[START OF Records for this task]

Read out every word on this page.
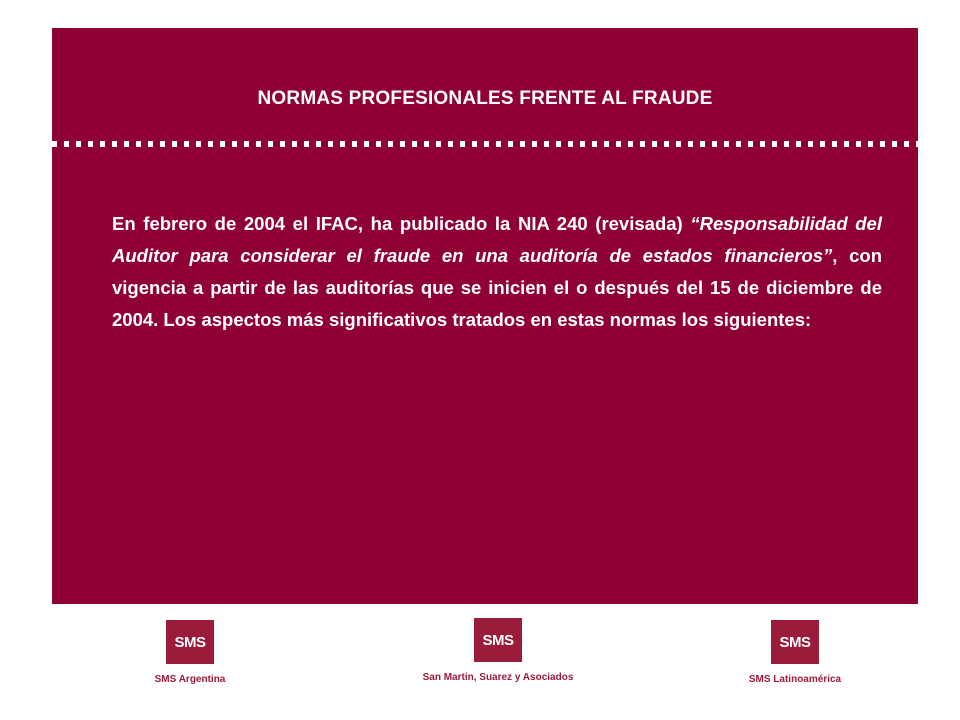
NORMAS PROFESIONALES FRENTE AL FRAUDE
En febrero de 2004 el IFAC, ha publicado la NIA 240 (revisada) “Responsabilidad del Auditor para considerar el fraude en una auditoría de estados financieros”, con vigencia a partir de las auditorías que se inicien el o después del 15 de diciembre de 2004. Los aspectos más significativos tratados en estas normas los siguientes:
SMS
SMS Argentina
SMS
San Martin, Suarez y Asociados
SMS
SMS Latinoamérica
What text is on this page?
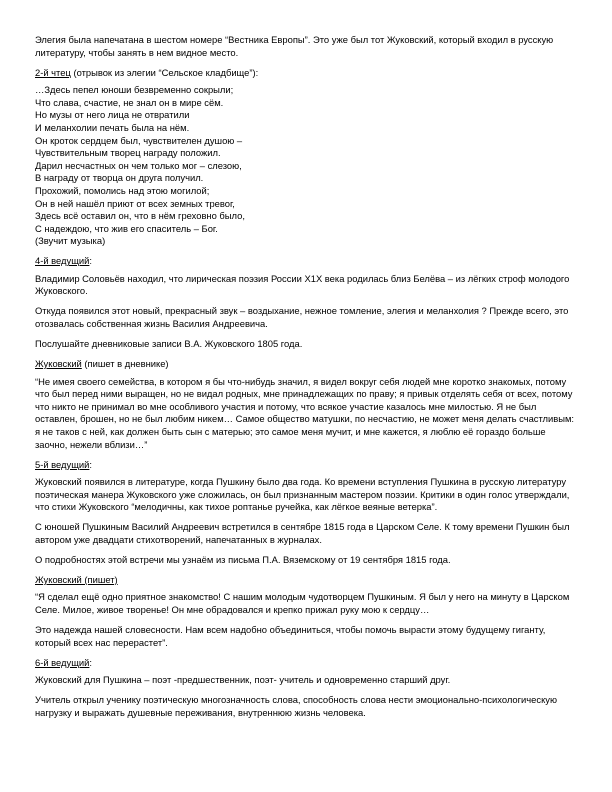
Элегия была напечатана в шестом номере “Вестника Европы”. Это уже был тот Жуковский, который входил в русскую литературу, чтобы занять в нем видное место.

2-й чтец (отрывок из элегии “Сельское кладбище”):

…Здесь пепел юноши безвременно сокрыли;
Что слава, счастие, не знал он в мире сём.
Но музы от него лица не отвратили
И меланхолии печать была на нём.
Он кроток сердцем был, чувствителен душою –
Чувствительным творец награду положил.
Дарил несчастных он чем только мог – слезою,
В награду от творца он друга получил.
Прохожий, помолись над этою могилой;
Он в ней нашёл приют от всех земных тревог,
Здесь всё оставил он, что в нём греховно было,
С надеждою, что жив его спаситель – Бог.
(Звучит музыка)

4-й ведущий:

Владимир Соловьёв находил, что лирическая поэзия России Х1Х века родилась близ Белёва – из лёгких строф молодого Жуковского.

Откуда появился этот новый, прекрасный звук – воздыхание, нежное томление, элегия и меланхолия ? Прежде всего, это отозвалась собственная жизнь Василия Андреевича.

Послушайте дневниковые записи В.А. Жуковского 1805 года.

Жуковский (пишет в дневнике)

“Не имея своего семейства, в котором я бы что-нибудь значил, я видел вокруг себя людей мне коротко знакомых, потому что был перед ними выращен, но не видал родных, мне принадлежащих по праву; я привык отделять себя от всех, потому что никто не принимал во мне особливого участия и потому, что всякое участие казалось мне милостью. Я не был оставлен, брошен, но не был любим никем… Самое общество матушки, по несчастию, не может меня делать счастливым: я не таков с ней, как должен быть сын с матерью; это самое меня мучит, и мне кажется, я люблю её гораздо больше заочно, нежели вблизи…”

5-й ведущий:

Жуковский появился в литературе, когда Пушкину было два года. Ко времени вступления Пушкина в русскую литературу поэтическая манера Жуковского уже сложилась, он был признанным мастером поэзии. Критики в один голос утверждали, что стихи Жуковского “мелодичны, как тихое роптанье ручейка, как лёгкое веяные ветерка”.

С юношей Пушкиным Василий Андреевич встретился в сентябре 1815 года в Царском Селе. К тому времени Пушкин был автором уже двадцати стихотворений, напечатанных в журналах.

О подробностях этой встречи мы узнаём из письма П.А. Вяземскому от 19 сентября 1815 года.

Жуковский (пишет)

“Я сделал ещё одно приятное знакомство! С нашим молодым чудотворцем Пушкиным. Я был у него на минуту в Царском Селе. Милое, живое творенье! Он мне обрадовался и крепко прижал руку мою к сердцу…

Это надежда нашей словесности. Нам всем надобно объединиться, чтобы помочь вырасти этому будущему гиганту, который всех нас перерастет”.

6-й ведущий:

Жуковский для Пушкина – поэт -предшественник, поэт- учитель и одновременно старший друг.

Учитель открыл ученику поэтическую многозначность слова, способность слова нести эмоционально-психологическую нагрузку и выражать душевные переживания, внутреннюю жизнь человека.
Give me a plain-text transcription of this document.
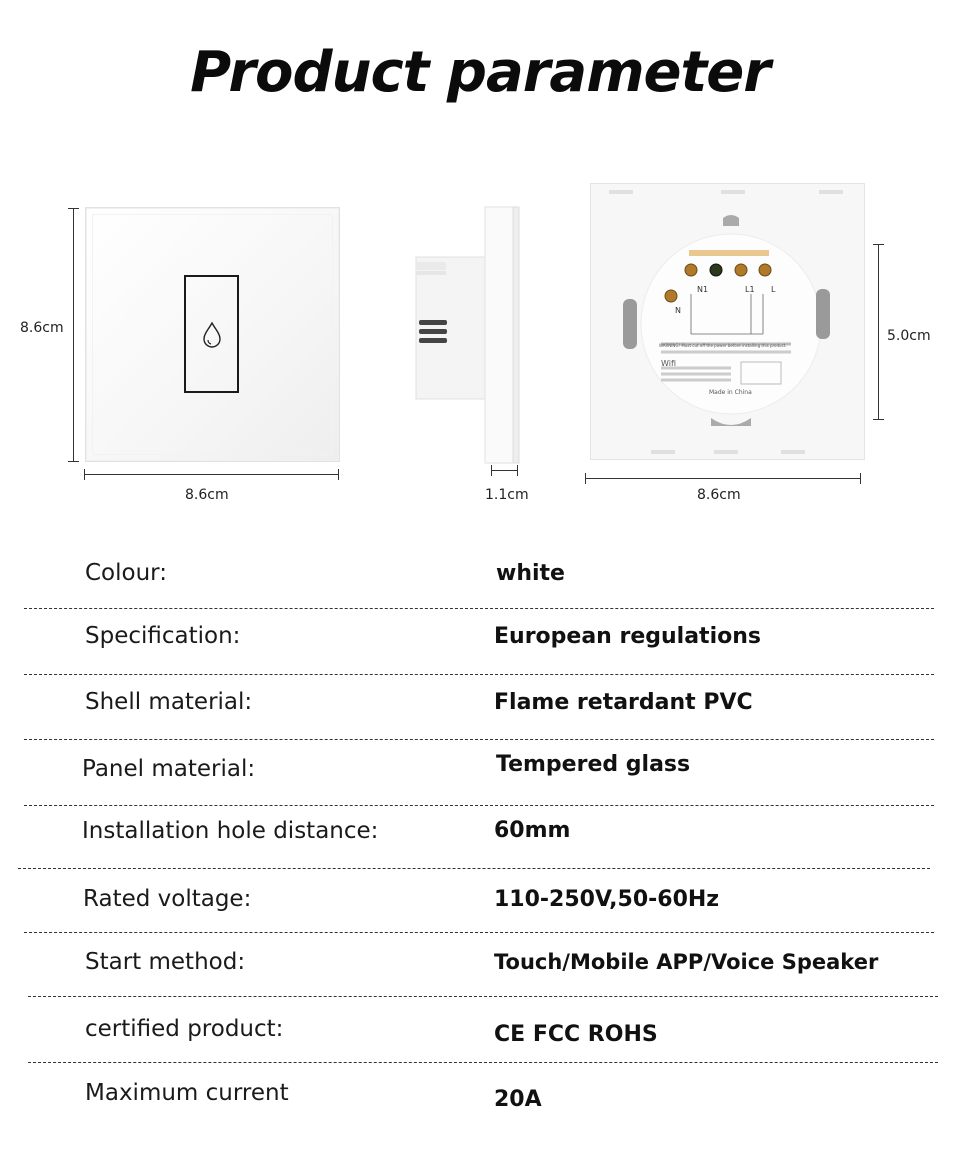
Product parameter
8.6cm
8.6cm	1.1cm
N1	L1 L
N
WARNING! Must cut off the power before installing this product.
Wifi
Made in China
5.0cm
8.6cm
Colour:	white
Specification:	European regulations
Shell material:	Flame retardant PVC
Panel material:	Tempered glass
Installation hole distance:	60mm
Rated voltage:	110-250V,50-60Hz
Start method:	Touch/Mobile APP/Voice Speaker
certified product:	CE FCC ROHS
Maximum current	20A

[END OF Records for this task]
[START OF Records for this task]

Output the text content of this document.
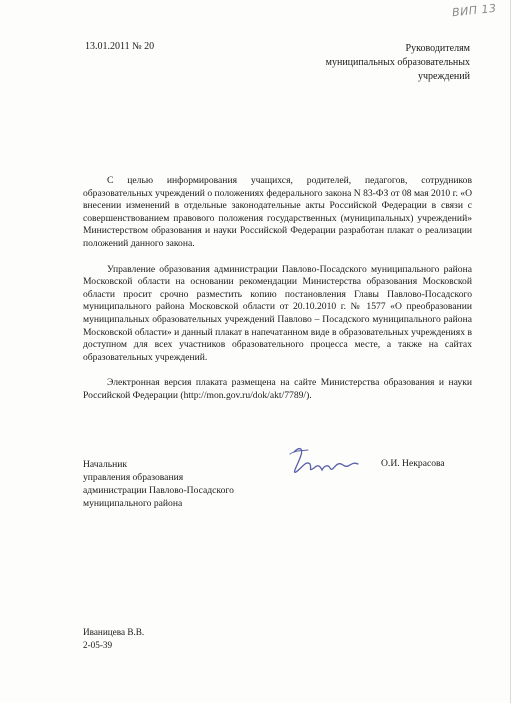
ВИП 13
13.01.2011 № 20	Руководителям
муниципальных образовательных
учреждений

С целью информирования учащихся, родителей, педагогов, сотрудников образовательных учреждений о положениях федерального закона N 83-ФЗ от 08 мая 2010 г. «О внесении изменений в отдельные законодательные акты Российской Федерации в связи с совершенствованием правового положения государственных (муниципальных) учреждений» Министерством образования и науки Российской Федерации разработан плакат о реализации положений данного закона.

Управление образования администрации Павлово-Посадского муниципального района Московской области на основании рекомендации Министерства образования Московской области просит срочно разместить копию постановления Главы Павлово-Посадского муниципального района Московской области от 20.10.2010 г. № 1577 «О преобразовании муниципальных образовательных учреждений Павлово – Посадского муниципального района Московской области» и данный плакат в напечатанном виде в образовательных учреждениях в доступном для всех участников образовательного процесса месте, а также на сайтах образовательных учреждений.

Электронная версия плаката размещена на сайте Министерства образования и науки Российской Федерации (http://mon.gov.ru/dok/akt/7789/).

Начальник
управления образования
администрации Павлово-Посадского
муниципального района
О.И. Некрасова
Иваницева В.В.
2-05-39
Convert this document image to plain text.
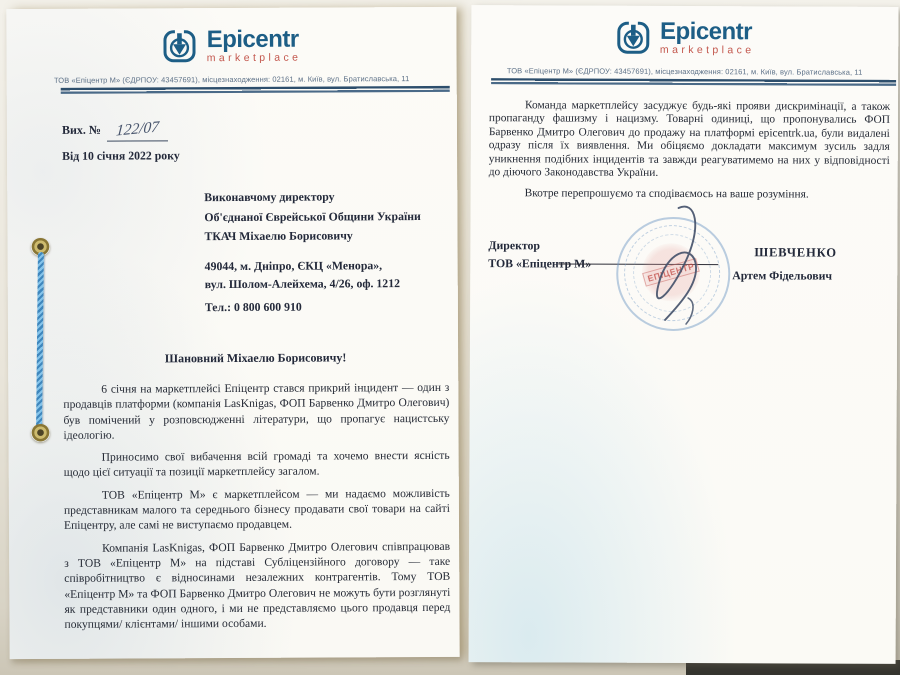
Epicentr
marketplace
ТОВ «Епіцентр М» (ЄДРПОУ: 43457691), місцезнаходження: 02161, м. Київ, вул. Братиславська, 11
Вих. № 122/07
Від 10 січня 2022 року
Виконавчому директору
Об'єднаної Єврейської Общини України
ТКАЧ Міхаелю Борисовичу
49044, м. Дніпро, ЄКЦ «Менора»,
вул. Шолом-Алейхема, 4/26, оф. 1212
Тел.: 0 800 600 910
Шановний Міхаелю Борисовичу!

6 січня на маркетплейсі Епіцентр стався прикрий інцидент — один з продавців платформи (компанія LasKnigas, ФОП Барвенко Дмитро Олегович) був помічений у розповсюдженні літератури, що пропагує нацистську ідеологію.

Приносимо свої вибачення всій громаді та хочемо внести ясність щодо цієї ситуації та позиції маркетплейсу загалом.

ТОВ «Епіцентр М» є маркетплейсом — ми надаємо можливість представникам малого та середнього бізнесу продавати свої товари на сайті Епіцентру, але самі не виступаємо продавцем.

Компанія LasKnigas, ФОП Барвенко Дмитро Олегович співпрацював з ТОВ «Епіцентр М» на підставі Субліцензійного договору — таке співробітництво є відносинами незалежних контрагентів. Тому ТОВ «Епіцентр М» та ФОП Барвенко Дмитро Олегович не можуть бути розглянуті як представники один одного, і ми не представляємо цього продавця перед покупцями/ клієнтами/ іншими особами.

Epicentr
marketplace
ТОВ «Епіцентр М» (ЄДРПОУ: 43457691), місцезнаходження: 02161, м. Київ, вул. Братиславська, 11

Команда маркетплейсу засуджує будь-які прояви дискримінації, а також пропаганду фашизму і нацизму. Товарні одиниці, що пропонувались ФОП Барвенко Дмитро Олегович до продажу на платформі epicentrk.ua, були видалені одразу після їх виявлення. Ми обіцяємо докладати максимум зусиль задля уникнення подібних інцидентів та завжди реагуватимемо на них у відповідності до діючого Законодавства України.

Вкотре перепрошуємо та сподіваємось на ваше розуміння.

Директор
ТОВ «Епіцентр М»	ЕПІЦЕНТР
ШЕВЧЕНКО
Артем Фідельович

[END OF Records for this task]

> [Problem]: Report the number of lines in the listing above that include the word "него", and nothing else.

> [Task result]: 2